**What the task asks:**
Please copy exactly the lines that begin with the one containing "Give me a plain-text" and end with the last line of the entries.

>> Start Raw data

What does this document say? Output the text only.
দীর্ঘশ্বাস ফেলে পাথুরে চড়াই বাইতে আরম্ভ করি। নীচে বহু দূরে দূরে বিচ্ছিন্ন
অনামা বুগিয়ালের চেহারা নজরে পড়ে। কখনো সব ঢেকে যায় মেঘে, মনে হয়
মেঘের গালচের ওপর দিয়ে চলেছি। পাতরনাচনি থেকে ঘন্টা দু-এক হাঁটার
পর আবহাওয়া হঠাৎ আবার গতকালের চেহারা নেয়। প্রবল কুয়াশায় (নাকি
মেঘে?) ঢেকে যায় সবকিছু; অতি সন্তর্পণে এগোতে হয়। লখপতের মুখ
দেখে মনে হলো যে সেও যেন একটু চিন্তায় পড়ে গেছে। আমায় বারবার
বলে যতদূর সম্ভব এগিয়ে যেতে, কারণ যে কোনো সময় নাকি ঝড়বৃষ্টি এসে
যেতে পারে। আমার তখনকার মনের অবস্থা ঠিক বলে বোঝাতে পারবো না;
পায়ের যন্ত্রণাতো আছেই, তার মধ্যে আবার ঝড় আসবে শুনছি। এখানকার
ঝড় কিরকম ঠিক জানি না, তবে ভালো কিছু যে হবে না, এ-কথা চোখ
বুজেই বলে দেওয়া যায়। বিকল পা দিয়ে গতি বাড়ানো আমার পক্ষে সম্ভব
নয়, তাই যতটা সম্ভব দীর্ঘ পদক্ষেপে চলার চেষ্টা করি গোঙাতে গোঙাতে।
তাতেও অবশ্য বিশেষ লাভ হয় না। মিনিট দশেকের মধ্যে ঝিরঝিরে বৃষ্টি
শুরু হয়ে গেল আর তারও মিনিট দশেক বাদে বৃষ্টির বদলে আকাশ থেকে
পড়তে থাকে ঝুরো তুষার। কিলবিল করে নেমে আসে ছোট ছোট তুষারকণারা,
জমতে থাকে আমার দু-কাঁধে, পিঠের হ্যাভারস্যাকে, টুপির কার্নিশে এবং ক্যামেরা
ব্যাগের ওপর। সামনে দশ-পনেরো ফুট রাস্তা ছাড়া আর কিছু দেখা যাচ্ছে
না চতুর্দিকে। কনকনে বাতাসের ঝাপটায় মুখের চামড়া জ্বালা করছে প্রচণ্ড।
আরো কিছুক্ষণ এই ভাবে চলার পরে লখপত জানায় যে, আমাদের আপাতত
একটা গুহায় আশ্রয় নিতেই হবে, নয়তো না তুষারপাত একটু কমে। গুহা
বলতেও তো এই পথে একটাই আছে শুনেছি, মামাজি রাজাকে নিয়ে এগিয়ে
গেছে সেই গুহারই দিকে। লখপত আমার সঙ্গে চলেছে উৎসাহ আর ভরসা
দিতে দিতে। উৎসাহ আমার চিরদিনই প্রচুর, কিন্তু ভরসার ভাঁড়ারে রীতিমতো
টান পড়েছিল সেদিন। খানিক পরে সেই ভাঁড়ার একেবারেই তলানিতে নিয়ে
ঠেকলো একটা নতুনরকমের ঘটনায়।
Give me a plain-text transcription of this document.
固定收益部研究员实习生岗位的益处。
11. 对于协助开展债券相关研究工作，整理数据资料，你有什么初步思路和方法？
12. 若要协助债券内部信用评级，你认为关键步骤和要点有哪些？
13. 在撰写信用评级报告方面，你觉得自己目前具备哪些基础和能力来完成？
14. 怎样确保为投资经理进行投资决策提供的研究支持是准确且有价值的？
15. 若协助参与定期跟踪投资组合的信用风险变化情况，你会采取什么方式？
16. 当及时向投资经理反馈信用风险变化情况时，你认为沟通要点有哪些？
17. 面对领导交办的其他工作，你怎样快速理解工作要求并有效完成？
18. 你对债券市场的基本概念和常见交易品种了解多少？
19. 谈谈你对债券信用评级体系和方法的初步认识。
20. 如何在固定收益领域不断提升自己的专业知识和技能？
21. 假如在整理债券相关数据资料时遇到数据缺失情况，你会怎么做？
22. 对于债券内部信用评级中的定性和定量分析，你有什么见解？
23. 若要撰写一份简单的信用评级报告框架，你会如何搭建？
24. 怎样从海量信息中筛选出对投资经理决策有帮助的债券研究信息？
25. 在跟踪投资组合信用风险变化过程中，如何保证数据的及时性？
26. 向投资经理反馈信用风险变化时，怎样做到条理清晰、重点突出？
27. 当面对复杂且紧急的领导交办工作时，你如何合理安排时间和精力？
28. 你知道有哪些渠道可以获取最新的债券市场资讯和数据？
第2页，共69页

>> End Raw data

**Finished task:**
Give me a plain-text transcription of this document.
固定收益部研究员实习生岗位的益处。
11. 对于协助开展债券相关研究工作，整理数据资料，你有什么初步思路和方法？
12. 若要协助债券内部信用评级，你认为关键步骤和要点有哪些？
13. 在撰写信用评级报告方面，你觉得自己目前具备哪些基础和能力来完成？
14. 怎样确保为投资经理进行投资决策提供的研究支持是准确且有价值的？
15. 若协助参与定期跟踪投资组合的信用风险变化情况，你会采取什么方式？
16. 当及时向投资经理反馈信用风险变化情况时，你认为沟通要点有哪些？
17. 面对领导交办的其他工作，你怎样快速理解工作要求并有效完成？
18. 你对债券市场的基本概念和常见交易品种了解多少？
19. 谈谈你对债券信用评级体系和方法的初步认识。
20. 如何在固定收益领域不断提升自己的专业知识和技能？
21. 假如在整理债券相关数据资料时遇到数据缺失情况，你会怎么做？
22. 对于债券内部信用评级中的定性和定量分析，你有什么见解？
23. 若要撰写一份简单的信用评级报告框架，你会如何搭建？
24. 怎样从海量信息中筛选出对投资经理决策有帮助的债券研究信息？
25. 在跟踪投资组合信用风险变化过程中，如何保证数据的及时性？
26. 向投资经理反馈信用风险变化时，怎样做到条理清晰、重点突出？
27. 当面对复杂且紧急的领导交办工作时，你如何合理安排时间和精力？
28. 你知道有哪些渠道可以获取最新的债券市场资讯和数据？
第2页，共69页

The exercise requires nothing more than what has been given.